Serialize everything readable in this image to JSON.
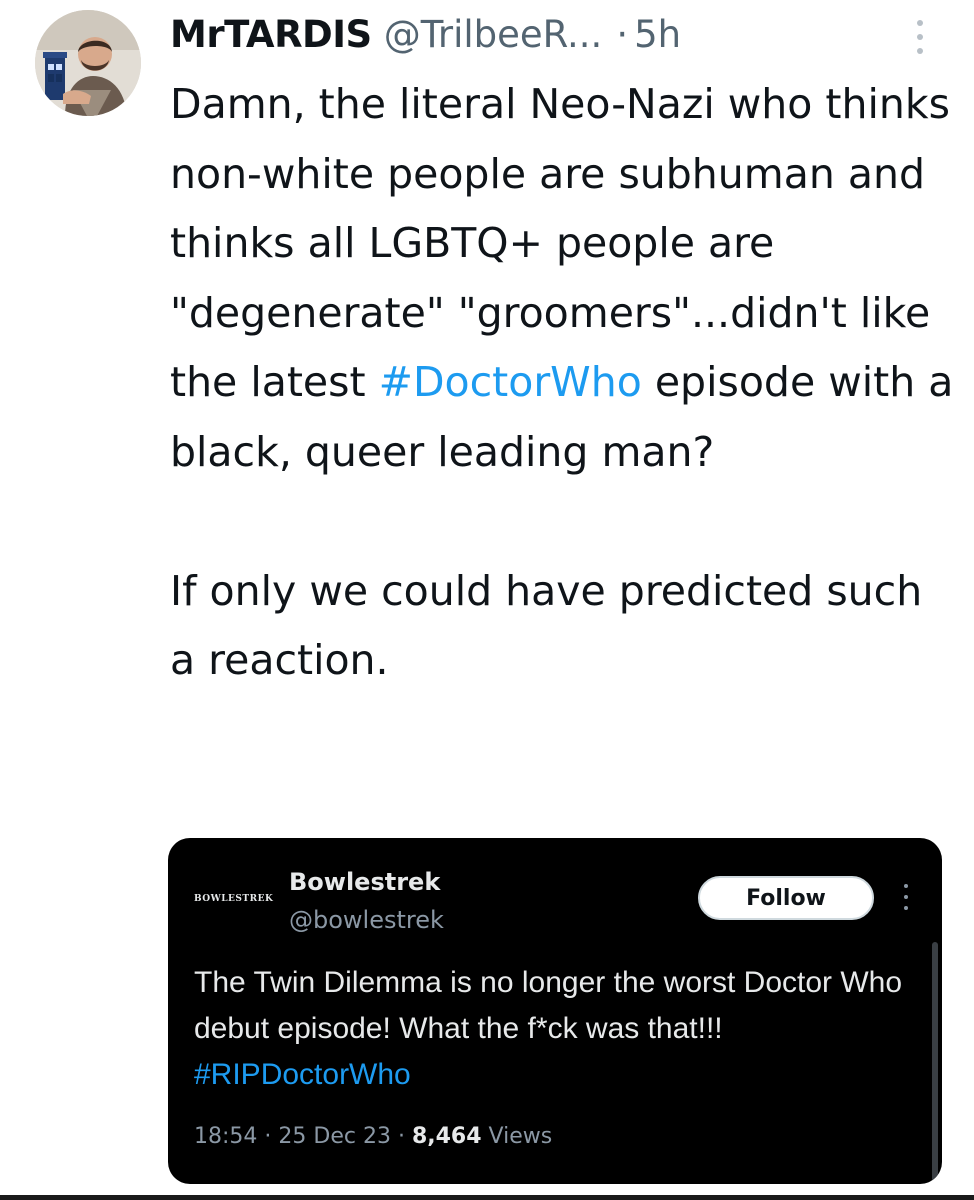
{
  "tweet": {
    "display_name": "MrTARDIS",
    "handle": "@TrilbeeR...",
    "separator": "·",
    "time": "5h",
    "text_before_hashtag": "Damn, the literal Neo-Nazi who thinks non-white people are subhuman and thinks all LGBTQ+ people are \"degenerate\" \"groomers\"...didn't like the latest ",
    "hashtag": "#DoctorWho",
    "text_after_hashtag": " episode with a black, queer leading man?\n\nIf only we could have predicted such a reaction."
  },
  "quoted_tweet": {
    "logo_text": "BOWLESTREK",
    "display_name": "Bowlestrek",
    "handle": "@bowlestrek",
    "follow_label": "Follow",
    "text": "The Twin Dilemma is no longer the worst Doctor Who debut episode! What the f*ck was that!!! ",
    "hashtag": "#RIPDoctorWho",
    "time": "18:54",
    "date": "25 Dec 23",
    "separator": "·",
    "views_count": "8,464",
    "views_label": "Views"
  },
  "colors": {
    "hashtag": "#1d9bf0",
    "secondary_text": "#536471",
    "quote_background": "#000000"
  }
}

WRITTEN INSTRUCTION: Each entry above should be reproduced exactly, with the pictures removed.

EXERCISE RESULT:
Serialize everything readable in this image to JSON.
{
  "tweet": {
    "display_name": "MrTARDIS",
    "handle": "@TrilbeeR...",
    "separator": "·",
    "time": "5h",
    "text_before_hashtag": "Damn, the literal Neo-Nazi who thinks non-white people are subhuman and thinks all LGBTQ+ people are \"degenerate\" \"groomers\"...didn't like the latest ",
    "hashtag": "#DoctorWho",
    "text_after_hashtag": " episode with a black, queer leading man?\n\nIf only we could have predicted such a reaction."
  },
  "quoted_tweet": {
    "logo_text": "BOWLESTREK",
    "display_name": "Bowlestrek",
    "handle": "@bowlestrek",
    "follow_label": "Follow",
    "text": "The Twin Dilemma is no longer the worst Doctor Who debut episode! What the f*ck was that!!! ",
    "hashtag": "#RIPDoctorWho",
    "time": "18:54",
    "date": "25 Dec 23",
    "separator": "·",
    "views_count": "8,464",
    "views_label": "Views"
  },
  "colors": {
    "hashtag": "#1d9bf0",
    "secondary_text": "#536471",
    "quote_background": "#000000"
  }
}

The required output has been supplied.